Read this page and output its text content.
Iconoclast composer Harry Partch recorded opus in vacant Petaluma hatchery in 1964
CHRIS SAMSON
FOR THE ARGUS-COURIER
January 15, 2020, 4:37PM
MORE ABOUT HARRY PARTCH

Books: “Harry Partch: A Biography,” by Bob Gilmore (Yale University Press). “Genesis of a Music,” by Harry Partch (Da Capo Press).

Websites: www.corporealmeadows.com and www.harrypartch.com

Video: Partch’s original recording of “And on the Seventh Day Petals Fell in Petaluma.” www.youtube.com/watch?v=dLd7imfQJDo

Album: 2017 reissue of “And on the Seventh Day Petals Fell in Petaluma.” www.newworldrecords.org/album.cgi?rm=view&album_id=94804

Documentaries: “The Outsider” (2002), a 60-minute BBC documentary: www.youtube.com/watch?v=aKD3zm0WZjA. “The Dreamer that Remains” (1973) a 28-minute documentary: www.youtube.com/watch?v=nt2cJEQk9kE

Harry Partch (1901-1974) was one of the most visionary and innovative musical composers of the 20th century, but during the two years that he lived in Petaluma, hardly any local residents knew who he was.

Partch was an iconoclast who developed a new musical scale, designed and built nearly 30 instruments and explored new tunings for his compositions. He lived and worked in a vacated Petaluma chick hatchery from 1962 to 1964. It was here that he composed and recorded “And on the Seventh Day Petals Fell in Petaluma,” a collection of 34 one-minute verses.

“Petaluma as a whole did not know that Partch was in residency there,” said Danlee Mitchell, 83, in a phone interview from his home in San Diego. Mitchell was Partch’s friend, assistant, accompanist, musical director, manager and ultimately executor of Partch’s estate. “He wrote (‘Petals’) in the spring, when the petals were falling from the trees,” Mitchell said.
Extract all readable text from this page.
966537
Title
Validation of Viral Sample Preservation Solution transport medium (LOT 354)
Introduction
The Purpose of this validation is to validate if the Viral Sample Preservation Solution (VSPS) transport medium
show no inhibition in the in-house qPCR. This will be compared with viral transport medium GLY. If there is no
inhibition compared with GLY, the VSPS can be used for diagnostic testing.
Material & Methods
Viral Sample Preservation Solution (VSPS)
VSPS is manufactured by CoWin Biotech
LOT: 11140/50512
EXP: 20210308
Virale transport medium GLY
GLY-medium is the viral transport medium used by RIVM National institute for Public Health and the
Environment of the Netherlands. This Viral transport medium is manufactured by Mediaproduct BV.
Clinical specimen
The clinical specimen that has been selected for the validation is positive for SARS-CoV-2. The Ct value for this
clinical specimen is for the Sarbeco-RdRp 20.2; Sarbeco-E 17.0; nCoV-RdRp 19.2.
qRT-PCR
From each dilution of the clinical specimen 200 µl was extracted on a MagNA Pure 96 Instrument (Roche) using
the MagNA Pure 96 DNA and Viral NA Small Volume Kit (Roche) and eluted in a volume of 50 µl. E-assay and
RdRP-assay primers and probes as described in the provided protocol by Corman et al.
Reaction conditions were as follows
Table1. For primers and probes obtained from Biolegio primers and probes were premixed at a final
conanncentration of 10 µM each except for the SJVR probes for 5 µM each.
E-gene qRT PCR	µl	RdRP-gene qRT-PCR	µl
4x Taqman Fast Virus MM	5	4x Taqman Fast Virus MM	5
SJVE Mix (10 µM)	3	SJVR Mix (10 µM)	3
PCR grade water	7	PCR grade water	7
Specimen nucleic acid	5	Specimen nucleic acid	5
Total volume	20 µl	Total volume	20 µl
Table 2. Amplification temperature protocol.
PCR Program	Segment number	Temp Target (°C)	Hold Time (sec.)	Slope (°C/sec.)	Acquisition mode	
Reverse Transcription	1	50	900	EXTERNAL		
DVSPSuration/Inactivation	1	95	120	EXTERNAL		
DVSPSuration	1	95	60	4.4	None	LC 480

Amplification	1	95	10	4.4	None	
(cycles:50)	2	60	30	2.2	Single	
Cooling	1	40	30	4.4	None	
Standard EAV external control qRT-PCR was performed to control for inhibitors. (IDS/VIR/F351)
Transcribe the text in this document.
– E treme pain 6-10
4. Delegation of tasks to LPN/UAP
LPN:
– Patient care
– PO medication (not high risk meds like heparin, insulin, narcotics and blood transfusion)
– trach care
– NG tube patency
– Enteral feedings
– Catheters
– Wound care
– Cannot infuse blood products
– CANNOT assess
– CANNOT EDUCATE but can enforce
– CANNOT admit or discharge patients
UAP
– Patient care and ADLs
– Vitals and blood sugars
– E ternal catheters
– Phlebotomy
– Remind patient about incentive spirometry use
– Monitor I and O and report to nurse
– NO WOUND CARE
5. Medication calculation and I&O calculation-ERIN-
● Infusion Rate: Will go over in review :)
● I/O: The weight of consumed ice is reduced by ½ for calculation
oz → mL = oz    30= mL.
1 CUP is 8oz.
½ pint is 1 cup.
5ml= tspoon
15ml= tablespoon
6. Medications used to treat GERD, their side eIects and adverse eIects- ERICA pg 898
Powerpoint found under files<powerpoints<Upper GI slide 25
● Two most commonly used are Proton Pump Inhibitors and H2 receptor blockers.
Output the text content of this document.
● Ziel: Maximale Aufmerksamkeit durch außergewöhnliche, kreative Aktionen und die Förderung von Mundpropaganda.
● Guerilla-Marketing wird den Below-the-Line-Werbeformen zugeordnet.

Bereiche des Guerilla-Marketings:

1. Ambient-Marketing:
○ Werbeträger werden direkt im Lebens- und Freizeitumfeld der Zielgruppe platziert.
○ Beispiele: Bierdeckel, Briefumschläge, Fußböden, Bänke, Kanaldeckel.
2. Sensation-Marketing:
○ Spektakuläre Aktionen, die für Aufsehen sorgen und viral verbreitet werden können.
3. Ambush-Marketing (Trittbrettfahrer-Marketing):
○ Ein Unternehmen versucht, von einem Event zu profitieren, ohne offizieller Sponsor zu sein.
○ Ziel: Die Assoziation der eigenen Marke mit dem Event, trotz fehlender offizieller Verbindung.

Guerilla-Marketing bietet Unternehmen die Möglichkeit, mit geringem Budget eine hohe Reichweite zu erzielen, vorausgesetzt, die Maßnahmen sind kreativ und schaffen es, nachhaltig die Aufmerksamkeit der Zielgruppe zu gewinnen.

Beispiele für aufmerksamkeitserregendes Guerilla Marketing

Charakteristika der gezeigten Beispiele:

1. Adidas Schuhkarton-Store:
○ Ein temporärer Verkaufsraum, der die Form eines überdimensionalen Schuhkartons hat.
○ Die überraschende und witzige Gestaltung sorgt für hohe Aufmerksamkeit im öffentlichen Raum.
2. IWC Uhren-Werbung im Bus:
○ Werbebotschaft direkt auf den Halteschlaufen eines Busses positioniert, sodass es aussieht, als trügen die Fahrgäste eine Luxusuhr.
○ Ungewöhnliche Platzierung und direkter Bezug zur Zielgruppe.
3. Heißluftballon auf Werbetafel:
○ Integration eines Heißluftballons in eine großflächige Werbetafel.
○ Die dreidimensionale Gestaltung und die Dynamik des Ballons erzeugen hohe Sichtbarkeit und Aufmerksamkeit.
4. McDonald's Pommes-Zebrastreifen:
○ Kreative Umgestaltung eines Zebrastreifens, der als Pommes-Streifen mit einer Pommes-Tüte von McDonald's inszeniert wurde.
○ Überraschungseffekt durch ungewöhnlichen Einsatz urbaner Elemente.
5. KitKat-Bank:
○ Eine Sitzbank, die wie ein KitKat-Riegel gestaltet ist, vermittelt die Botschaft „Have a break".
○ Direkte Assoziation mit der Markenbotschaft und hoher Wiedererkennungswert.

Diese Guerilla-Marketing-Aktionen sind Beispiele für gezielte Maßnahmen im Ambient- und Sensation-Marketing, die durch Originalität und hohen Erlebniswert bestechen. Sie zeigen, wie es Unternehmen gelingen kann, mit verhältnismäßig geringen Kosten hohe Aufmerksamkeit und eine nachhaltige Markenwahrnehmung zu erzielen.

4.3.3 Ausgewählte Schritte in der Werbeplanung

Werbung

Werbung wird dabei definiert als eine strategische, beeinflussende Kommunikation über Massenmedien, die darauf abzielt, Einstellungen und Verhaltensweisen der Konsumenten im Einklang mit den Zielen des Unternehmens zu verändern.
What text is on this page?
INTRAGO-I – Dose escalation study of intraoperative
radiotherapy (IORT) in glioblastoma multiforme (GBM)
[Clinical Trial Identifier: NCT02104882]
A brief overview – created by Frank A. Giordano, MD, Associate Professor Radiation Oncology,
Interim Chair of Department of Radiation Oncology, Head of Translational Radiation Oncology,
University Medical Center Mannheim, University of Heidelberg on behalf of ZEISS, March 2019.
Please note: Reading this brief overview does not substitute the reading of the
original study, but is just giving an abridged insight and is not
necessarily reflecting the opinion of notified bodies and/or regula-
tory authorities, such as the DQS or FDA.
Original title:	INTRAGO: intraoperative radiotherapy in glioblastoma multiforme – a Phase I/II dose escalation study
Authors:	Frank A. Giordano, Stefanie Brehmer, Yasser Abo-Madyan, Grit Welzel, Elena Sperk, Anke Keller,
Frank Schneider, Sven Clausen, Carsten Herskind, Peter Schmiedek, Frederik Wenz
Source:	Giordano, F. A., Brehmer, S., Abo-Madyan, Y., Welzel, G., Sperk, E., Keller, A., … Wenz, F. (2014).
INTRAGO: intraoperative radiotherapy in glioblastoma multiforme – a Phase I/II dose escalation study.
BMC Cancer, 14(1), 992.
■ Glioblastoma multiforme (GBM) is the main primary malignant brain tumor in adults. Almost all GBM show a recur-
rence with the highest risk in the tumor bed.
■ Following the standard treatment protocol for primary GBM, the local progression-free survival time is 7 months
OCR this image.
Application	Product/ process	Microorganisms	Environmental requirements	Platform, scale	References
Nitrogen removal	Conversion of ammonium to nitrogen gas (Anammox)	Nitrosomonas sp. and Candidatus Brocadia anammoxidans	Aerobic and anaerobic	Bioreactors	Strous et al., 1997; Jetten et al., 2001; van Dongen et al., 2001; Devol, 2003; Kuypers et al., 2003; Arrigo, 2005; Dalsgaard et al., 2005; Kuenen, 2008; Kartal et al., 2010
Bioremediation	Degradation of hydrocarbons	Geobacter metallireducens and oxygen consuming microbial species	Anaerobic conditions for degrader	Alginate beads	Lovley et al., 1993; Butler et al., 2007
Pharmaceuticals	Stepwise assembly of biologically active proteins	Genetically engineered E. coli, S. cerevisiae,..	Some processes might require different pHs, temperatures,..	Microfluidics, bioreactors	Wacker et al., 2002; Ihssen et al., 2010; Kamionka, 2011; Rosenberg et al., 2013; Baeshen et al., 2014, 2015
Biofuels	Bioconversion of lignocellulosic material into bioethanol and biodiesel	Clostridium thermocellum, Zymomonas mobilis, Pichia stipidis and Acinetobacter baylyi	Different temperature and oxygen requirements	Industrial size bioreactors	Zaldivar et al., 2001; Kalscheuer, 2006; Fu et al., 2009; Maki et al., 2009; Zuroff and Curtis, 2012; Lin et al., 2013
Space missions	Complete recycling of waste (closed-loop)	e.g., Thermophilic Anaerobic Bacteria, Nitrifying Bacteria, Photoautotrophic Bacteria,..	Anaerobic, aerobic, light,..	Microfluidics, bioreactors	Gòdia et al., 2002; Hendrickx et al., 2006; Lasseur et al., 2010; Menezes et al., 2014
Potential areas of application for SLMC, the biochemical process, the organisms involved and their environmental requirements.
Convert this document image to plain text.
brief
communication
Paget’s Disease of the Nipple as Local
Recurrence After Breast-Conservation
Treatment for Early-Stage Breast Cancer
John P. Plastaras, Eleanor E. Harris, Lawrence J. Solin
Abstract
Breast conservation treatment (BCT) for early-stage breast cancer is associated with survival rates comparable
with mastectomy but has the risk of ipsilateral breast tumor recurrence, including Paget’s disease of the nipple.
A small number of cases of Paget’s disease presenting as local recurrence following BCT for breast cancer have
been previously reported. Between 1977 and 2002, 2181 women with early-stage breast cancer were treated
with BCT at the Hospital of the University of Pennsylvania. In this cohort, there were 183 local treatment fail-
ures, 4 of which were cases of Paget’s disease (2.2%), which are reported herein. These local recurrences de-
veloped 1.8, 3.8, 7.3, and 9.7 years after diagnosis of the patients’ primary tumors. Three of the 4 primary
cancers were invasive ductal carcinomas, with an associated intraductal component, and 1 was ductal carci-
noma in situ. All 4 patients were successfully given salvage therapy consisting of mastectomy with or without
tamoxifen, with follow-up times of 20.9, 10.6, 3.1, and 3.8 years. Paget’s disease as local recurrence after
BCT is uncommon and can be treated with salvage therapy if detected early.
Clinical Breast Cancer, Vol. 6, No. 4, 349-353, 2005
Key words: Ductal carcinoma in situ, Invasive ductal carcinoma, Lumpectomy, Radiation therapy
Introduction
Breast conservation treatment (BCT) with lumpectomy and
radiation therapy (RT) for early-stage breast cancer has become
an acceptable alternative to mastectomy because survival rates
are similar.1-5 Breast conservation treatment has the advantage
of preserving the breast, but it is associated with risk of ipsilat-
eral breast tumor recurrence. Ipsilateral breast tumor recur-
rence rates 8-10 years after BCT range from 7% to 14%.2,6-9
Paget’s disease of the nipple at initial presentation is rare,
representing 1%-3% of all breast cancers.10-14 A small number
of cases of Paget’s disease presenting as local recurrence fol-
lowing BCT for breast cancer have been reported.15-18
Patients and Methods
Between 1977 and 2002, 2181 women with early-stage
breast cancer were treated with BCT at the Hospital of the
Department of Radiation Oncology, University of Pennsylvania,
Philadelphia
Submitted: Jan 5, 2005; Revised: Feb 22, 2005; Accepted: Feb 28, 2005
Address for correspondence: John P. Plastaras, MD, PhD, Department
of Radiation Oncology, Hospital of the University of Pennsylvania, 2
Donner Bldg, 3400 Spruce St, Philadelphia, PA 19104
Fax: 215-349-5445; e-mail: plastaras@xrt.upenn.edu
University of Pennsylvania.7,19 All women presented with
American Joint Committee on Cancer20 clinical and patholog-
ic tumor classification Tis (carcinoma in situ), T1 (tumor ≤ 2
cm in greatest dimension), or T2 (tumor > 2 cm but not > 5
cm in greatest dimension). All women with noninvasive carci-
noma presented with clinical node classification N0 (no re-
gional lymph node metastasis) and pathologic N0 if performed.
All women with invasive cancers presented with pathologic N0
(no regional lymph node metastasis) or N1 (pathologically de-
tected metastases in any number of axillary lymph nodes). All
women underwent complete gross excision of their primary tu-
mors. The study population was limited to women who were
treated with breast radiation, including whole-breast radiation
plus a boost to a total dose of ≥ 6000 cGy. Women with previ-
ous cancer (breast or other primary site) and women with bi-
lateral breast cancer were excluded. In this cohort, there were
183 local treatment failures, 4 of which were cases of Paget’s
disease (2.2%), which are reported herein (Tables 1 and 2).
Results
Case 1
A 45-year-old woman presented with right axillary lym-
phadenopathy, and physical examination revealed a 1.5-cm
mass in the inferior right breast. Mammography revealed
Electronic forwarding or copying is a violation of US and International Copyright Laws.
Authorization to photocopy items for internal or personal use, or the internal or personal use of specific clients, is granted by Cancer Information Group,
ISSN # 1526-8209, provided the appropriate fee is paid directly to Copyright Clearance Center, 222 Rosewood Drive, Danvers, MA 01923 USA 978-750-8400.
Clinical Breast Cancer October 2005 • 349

────────────────

▶ [Exercise instructions] Every line above that holds the string "situ" should be copied out.

▶ [Final answer]
noma in situ. All 4 patients were successfully given salvage therapy consisting of mastectomy with or without
Key words: Ductal carcinoma in situ, Invasive ductal carcinoma, Lumpectomy, Radiation therapy
ic tumor classification Tis (carcinoma in situ), T1 (tumor ≤ 2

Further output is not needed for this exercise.